-- DATA SHOWN follows --

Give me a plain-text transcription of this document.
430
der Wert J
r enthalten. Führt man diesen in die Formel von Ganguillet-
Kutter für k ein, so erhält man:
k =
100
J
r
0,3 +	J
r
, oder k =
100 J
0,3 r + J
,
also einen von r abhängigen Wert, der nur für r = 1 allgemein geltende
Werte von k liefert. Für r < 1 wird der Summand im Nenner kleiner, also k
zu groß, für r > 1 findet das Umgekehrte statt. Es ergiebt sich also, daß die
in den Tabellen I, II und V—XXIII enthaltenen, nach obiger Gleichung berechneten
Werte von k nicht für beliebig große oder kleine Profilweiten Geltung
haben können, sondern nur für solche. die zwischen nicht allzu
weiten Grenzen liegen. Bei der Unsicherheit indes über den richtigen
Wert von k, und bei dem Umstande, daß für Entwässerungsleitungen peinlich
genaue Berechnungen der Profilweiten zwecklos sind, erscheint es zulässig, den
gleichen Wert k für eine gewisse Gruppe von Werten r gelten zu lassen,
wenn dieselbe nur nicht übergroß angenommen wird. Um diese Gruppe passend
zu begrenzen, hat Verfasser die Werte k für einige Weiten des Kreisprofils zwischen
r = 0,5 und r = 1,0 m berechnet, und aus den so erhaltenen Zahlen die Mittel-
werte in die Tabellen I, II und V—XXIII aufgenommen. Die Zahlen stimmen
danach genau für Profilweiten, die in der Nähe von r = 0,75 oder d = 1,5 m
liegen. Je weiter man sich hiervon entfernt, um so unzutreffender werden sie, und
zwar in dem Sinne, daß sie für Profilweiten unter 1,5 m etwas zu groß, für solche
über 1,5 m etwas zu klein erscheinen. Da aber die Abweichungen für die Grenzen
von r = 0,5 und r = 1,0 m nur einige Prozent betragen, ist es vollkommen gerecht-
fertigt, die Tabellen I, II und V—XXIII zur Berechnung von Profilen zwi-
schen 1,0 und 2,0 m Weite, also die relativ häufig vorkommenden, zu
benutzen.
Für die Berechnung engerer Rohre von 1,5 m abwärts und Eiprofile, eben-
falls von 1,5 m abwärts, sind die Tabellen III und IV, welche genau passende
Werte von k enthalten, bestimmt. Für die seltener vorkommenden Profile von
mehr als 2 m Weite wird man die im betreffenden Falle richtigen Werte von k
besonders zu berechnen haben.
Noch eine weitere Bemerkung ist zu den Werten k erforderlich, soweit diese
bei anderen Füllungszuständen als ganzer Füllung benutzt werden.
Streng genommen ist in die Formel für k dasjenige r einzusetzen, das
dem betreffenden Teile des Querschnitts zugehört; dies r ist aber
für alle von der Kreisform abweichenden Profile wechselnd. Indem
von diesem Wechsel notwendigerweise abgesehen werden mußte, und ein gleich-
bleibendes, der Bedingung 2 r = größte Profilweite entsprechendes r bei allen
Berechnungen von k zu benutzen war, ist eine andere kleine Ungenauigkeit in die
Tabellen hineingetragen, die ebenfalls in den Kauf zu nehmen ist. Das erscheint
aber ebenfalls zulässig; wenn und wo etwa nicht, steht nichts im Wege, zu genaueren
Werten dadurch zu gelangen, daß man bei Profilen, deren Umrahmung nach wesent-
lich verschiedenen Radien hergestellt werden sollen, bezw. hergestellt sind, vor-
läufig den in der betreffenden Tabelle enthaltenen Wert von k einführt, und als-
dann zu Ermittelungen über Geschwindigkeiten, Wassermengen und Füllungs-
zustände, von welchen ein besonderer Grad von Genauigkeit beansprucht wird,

-- DATA SHOWN concluded --

### PROBLEM REQUIREMENTS
Write out all the entries exactly.

### RESULT FOR THIS TASK
Give me a plain-text transcription of this document.
430
der Wert J
r enthalten. Führt man diesen in die Formel von Ganguillet-
Kutter für k ein, so erhält man:
k =
100
J
r
0,3 +	J
r
, oder k =
100 J
0,3 r + J
,
also einen von r abhängigen Wert, der nur für r = 1 allgemein geltende
Werte von k liefert. Für r < 1 wird der Summand im Nenner kleiner, also k
zu groß, für r > 1 findet das Umgekehrte statt. Es ergiebt sich also, daß die
in den Tabellen I, II und V—XXIII enthaltenen, nach obiger Gleichung berechneten
Werte von k nicht für beliebig große oder kleine Profilweiten Geltung
haben können, sondern nur für solche. die zwischen nicht allzu
weiten Grenzen liegen. Bei der Unsicherheit indes über den richtigen
Wert von k, und bei dem Umstande, daß für Entwässerungsleitungen peinlich
genaue Berechnungen der Profilweiten zwecklos sind, erscheint es zulässig, den
gleichen Wert k für eine gewisse Gruppe von Werten r gelten zu lassen,
wenn dieselbe nur nicht übergroß angenommen wird. Um diese Gruppe passend
zu begrenzen, hat Verfasser die Werte k für einige Weiten des Kreisprofils zwischen
r = 0,5 und r = 1,0 m berechnet, und aus den so erhaltenen Zahlen die Mittel-
werte in die Tabellen I, II und V—XXIII aufgenommen. Die Zahlen stimmen
danach genau für Profilweiten, die in der Nähe von r = 0,75 oder d = 1,5 m
liegen. Je weiter man sich hiervon entfernt, um so unzutreffender werden sie, und
zwar in dem Sinne, daß sie für Profilweiten unter 1,5 m etwas zu groß, für solche
über 1,5 m etwas zu klein erscheinen. Da aber die Abweichungen für die Grenzen
von r = 0,5 und r = 1,0 m nur einige Prozent betragen, ist es vollkommen gerecht-
fertigt, die Tabellen I, II und V—XXIII zur Berechnung von Profilen zwi-
schen 1,0 und 2,0 m Weite, also die relativ häufig vorkommenden, zu
benutzen.
Für die Berechnung engerer Rohre von 1,5 m abwärts und Eiprofile, eben-
falls von 1,5 m abwärts, sind die Tabellen III und IV, welche genau passende
Werte von k enthalten, bestimmt. Für die seltener vorkommenden Profile von
mehr als 2 m Weite wird man die im betreffenden Falle richtigen Werte von k
besonders zu berechnen haben.
Noch eine weitere Bemerkung ist zu den Werten k erforderlich, soweit diese
bei anderen Füllungszuständen als ganzer Füllung benutzt werden.
Streng genommen ist in die Formel für k dasjenige r einzusetzen, das
dem betreffenden Teile des Querschnitts zugehört; dies r ist aber
für alle von der Kreisform abweichenden Profile wechselnd. Indem
von diesem Wechsel notwendigerweise abgesehen werden mußte, und ein gleich-
bleibendes, der Bedingung 2 r = größte Profilweite entsprechendes r bei allen
Berechnungen von k zu benutzen war, ist eine andere kleine Ungenauigkeit in die
Tabellen hineingetragen, die ebenfalls in den Kauf zu nehmen ist. Das erscheint
aber ebenfalls zulässig; wenn und wo etwa nicht, steht nichts im Wege, zu genaueren
Werten dadurch zu gelangen, daß man bei Profilen, deren Umrahmung nach wesent-
lich verschiedenen Radien hergestellt werden sollen, bezw. hergestellt sind, vor-
läufig den in der betreffenden Tabelle enthaltenen Wert von k einführt, und als-
dann zu Ermittelungen über Geschwindigkeiten, Wassermengen und Füllungs-
zustände, von welchen ein besonderer Grad von Genauigkeit beansprucht wird,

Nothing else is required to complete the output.